**What the task requires:**
Print the listing as it stands, omitting all images.

[Excerpted records start]

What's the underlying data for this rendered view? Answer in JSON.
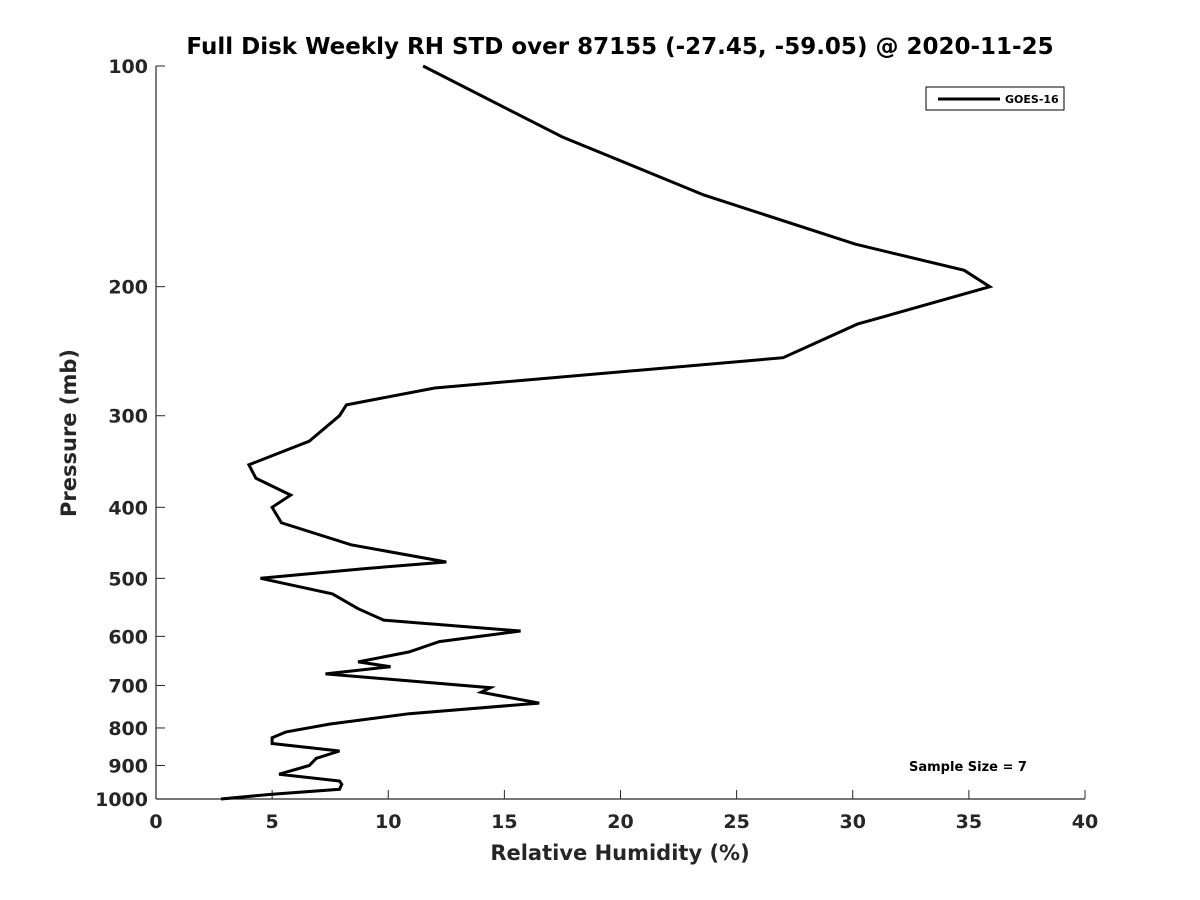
{
  "chart_data": {
    "type": "line",
    "title": "Full Disk Weekly RH STD over 87155 (-27.45, -59.05) @ 2020-11-25",
    "xlabel": "Relative Humidity (%)",
    "ylabel": "Pressure (mb)",
    "xlim": [
      0,
      40
    ],
    "ylim": [
      100,
      1000
    ],
    "y_scale": "log",
    "y_reversed": true,
    "x_ticks": [
      0,
      5,
      10,
      15,
      20,
      25,
      30,
      35,
      40
    ],
    "x_tick_labels": [
      "0",
      "5",
      "10",
      "15",
      "20",
      "25",
      "30",
      "35",
      "40"
    ],
    "y_ticks": [
      100,
      200,
      300,
      400,
      500,
      600,
      700,
      800,
      900,
      1000
    ],
    "y_tick_labels": [
      "100",
      "200",
      "300",
      "400",
      "500",
      "600",
      "700",
      "800",
      "900",
      "1000"
    ],
    "grid": false,
    "legend_position": "top-right",
    "series": [
      {
        "name": "GOES-16",
        "color": "#000000",
        "points": [
          [
            11.5,
            100
          ],
          [
            17.5,
            125
          ],
          [
            23.6,
            150
          ],
          [
            30.1,
            175
          ],
          [
            34.8,
            190
          ],
          [
            35.9,
            200
          ],
          [
            30.2,
            225
          ],
          [
            27.0,
            250
          ],
          [
            12.0,
            275
          ],
          [
            8.2,
            290
          ],
          [
            7.9,
            300
          ],
          [
            6.6,
            325
          ],
          [
            4.0,
            350
          ],
          [
            4.3,
            365
          ],
          [
            5.8,
            385
          ],
          [
            5.0,
            400
          ],
          [
            5.4,
            420
          ],
          [
            8.4,
            450
          ],
          [
            12.5,
            475
          ],
          [
            9.0,
            485
          ],
          [
            4.5,
            500
          ],
          [
            7.6,
            525
          ],
          [
            8.7,
            550
          ],
          [
            9.8,
            570
          ],
          [
            15.7,
            590
          ],
          [
            12.2,
            610
          ],
          [
            10.9,
            630
          ],
          [
            8.7,
            650
          ],
          [
            10.1,
            660
          ],
          [
            7.3,
            675
          ],
          [
            14.4,
            705
          ],
          [
            14.0,
            715
          ],
          [
            16.5,
            740
          ],
          [
            10.9,
            765
          ],
          [
            7.5,
            790
          ],
          [
            5.6,
            810
          ],
          [
            5.0,
            825
          ],
          [
            5.0,
            840
          ],
          [
            7.9,
            860
          ],
          [
            6.9,
            880
          ],
          [
            6.6,
            900
          ],
          [
            5.3,
            925
          ],
          [
            7.9,
            945
          ],
          [
            8.0,
            955
          ],
          [
            7.9,
            970
          ],
          [
            5.0,
            985
          ],
          [
            2.8,
            1000
          ]
        ]
      }
    ],
    "annotations": [
      "Sample Size = 7"
    ]
  }
}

[Excerpted records end]

**Problem solution:**
What's the underlying data for this rendered view? Answer in JSON.
{
  "chart_data": {
    "type": "line",
    "title": "Full Disk Weekly RH STD over 87155 (-27.45, -59.05) @ 2020-11-25",
    "xlabel": "Relative Humidity (%)",
    "ylabel": "Pressure (mb)",
    "xlim": [
      0,
      40
    ],
    "ylim": [
      100,
      1000
    ],
    "y_scale": "log",
    "y_reversed": true,
    "x_ticks": [
      0,
      5,
      10,
      15,
      20,
      25,
      30,
      35,
      40
    ],
    "x_tick_labels": [
      "0",
      "5",
      "10",
      "15",
      "20",
      "25",
      "30",
      "35",
      "40"
    ],
    "y_ticks": [
      100,
      200,
      300,
      400,
      500,
      600,
      700,
      800,
      900,
      1000
    ],
    "y_tick_labels": [
      "100",
      "200",
      "300",
      "400",
      "500",
      "600",
      "700",
      "800",
      "900",
      "1000"
    ],
    "grid": false,
    "legend_position": "top-right",
    "series": [
      {
        "name": "GOES-16",
        "color": "#000000",
        "points": [
          [
            11.5,
            100
          ],
          [
            17.5,
            125
          ],
          [
            23.6,
            150
          ],
          [
            30.1,
            175
          ],
          [
            34.8,
            190
          ],
          [
            35.9,
            200
          ],
          [
            30.2,
            225
          ],
          [
            27.0,
            250
          ],
          [
            12.0,
            275
          ],
          [
            8.2,
            290
          ],
          [
            7.9,
            300
          ],
          [
            6.6,
            325
          ],
          [
            4.0,
            350
          ],
          [
            4.3,
            365
          ],
          [
            5.8,
            385
          ],
          [
            5.0,
            400
          ],
          [
            5.4,
            420
          ],
          [
            8.4,
            450
          ],
          [
            12.5,
            475
          ],
          [
            9.0,
            485
          ],
          [
            4.5,
            500
          ],
          [
            7.6,
            525
          ],
          [
            8.7,
            550
          ],
          [
            9.8,
            570
          ],
          [
            15.7,
            590
          ],
          [
            12.2,
            610
          ],
          [
            10.9,
            630
          ],
          [
            8.7,
            650
          ],
          [
            10.1,
            660
          ],
          [
            7.3,
            675
          ],
          [
            14.4,
            705
          ],
          [
            14.0,
            715
          ],
          [
            16.5,
            740
          ],
          [
            10.9,
            765
          ],
          [
            7.5,
            790
          ],
          [
            5.6,
            810
          ],
          [
            5.0,
            825
          ],
          [
            5.0,
            840
          ],
          [
            7.9,
            860
          ],
          [
            6.9,
            880
          ],
          [
            6.6,
            900
          ],
          [
            5.3,
            925
          ],
          [
            7.9,
            945
          ],
          [
            8.0,
            955
          ],
          [
            7.9,
            970
          ],
          [
            5.0,
            985
          ],
          [
            2.8,
            1000
          ]
        ]
      }
    ],
    "annotations": [
      "Sample Size = 7"
    ]
  }
}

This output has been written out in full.